PROBLEM TO SOLVE:
Print the records exactly as given.

Dataset items
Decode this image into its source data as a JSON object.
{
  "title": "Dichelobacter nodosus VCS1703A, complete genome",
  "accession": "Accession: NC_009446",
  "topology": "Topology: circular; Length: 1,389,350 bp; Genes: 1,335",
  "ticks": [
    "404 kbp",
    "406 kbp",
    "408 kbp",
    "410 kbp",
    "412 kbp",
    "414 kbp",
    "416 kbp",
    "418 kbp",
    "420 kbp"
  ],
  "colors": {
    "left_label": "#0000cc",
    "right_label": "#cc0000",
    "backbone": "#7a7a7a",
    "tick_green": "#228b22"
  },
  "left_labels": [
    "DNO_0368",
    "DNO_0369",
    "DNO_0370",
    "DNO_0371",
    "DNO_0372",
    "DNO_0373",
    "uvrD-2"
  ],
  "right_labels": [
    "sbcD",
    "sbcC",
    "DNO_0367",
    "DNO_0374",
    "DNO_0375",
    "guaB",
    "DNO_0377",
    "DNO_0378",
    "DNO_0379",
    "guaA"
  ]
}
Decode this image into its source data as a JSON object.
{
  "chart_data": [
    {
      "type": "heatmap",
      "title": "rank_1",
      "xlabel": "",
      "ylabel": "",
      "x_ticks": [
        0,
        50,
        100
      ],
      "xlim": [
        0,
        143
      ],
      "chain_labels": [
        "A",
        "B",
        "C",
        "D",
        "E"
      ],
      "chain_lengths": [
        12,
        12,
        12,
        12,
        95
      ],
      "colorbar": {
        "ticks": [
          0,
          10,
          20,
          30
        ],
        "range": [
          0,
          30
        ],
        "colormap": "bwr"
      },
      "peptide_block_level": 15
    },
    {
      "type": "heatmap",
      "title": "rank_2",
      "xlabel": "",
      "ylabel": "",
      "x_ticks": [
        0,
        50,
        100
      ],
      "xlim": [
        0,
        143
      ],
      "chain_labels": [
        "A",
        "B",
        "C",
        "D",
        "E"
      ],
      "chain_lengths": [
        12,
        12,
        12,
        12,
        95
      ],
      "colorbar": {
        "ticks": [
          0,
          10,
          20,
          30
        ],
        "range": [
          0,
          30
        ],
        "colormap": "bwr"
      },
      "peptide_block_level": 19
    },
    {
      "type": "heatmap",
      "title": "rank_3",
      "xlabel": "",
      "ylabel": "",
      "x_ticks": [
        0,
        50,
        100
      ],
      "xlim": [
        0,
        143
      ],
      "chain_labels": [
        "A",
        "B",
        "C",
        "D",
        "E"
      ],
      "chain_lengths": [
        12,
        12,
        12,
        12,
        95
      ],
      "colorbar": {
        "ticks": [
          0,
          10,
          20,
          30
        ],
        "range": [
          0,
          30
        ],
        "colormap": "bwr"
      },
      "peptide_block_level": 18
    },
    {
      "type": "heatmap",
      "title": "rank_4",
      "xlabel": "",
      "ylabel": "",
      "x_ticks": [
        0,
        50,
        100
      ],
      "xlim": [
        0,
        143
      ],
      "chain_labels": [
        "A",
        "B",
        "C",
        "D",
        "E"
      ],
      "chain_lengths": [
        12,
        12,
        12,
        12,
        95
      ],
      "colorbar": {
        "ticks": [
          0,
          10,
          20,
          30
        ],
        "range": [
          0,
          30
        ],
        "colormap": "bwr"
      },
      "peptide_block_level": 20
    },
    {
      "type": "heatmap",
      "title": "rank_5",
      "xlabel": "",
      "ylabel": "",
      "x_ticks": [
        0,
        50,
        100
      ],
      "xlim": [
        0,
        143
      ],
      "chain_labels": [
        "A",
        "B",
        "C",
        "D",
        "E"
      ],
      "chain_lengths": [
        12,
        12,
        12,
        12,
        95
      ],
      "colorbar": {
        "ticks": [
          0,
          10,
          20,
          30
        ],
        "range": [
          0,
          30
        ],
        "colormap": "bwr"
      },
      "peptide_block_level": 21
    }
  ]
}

TASK SOLUTION:
Decode this image into its source data as a JSON object.
{
  "title": "Dichelobacter nodosus VCS1703A, complete genome",
  "accession": "Accession: NC_009446",
  "topology": "Topology: circular; Length: 1,389,350 bp; Genes: 1,335",
  "ticks": [
    "404 kbp",
    "406 kbp",
    "408 kbp",
    "410 kbp",
    "412 kbp",
    "414 kbp",
    "416 kbp",
    "418 kbp",
    "420 kbp"
  ],
  "colors": {
    "left_label": "#0000cc",
    "right_label": "#cc0000",
    "backbone": "#7a7a7a",
    "tick_green": "#228b22"
  },
  "left_labels": [
    "DNO_0368",
    "DNO_0369",
    "DNO_0370",
    "DNO_0371",
    "DNO_0372",
    "DNO_0373",
    "uvrD-2"
  ],
  "right_labels": [
    "sbcD",
    "sbcC",
    "DNO_0367",
    "DNO_0374",
    "DNO_0375",
    "guaB",
    "DNO_0377",
    "DNO_0378",
    "DNO_0379",
    "guaA"
  ]
}
Decode this image into its source data as a JSON object.
{
  "chart_data": [
    {
      "type": "heatmap",
      "title": "rank_1",
      "xlabel": "",
      "ylabel": "",
      "x_ticks": [
        0,
        50,
        100
      ],
      "xlim": [
        0,
        143
      ],
      "chain_labels": [
        "A",
        "B",
        "C",
        "D",
        "E"
      ],
      "chain_lengths": [
        12,
        12,
        12,
        12,
        95
      ],
      "colorbar": {
        "ticks": [
          0,
          10,
          20,
          30
        ],
        "range": [
          0,
          30
        ],
        "colormap": "bwr"
      },
      "peptide_block_level": 15
    },
    {
      "type": "heatmap",
      "title": "rank_2",
      "xlabel": "",
      "ylabel": "",
      "x_ticks": [
        0,
        50,
        100
      ],
      "xlim": [
        0,
        143
      ],
      "chain_labels": [
        "A",
        "B",
        "C",
        "D",
        "E"
      ],
      "chain_lengths": [
        12,
        12,
        12,
        12,
        95
      ],
      "colorbar": {
        "ticks": [
          0,
          10,
          20,
          30
        ],
        "range": [
          0,
          30
        ],
        "colormap": "bwr"
      },
      "peptide_block_level": 19
    },
    {
      "type": "heatmap",
      "title": "rank_3",
      "xlabel": "",
      "ylabel": "",
      "x_ticks": [
        0,
        50,
        100
      ],
      "xlim": [
        0,
        143
      ],
      "chain_labels": [
        "A",
        "B",
        "C",
        "D",
        "E"
      ],
      "chain_lengths": [
        12,
        12,
        12,
        12,
        95
      ],
      "colorbar": {
        "ticks": [
          0,
          10,
          20,
          30
        ],
        "range": [
          0,
          30
        ],
        "colormap": "bwr"
      },
      "peptide_block_level": 18
    },
    {
      "type": "heatmap",
      "title": "rank_4",
      "xlabel": "",
      "ylabel": "",
      "x_ticks": [
        0,
        50,
        100
      ],
      "xlim": [
        0,
        143
      ],
      "chain_labels": [
        "A",
        "B",
        "C",
        "D",
        "E"
      ],
      "chain_lengths": [
        12,
        12,
        12,
        12,
        95
      ],
      "colorbar": {
        "ticks": [
          0,
          10,
          20,
          30
        ],
        "range": [
          0,
          30
        ],
        "colormap": "bwr"
      },
      "peptide_block_level": 20
    },
    {
      "type": "heatmap",
      "title": "rank_5",
      "xlabel": "",
      "ylabel": "",
      "x_ticks": [
        0,
        50,
        100
      ],
      "xlim": [
        0,
        143
      ],
      "chain_labels": [
        "A",
        "B",
        "C",
        "D",
        "E"
      ],
      "chain_lengths": [
        12,
        12,
        12,
        12,
        95
      ],
      "colorbar": {
        "ticks": [
          0,
          10,
          20,
          30
        ],
        "range": [
          0,
          30
        ],
        "colormap": "bwr"
      },
      "peptide_block_level": 21
    }
  ]
}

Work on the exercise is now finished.